Begin Data rows
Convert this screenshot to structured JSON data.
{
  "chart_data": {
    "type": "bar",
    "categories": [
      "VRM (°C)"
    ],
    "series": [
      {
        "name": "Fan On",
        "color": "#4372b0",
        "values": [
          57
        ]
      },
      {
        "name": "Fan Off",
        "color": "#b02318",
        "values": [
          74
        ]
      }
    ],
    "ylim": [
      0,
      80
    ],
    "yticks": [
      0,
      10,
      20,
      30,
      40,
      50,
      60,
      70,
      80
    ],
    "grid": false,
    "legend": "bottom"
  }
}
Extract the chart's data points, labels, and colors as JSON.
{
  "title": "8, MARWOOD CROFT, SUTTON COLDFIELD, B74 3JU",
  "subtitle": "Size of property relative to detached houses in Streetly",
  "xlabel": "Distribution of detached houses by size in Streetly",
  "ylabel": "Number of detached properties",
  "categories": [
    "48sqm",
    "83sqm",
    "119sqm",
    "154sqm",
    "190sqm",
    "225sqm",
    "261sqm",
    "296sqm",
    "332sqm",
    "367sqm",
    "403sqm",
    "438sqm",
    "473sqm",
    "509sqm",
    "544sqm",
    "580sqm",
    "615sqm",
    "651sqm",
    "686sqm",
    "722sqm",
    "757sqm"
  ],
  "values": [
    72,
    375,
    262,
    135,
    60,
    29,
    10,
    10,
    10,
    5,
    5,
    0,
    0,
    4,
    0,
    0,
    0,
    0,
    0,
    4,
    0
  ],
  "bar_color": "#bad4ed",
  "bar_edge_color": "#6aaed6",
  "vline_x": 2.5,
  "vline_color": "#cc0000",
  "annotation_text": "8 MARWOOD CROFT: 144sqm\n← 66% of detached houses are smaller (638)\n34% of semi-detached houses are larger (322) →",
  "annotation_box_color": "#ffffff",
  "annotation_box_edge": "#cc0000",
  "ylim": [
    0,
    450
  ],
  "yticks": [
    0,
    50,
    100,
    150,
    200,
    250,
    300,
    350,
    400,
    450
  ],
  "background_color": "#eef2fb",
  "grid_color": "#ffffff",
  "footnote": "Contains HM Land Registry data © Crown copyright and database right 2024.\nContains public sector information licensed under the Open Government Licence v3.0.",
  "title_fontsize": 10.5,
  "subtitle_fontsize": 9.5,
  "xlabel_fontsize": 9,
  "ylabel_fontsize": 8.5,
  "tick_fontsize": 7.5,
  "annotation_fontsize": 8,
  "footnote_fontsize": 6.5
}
End Data rows
Go through the data and gather every line that holds "houses".

  "subtitle": "Size of property relative to detached houses in Streetly",
  "xlabel": "Distribution of detached houses by size in Streetly",
  "annotation_text": "8 MARWOOD CROFT: 144sqm\n← 66% of detached houses are smaller (638)\n34% of semi-detached houses are larger (322) →",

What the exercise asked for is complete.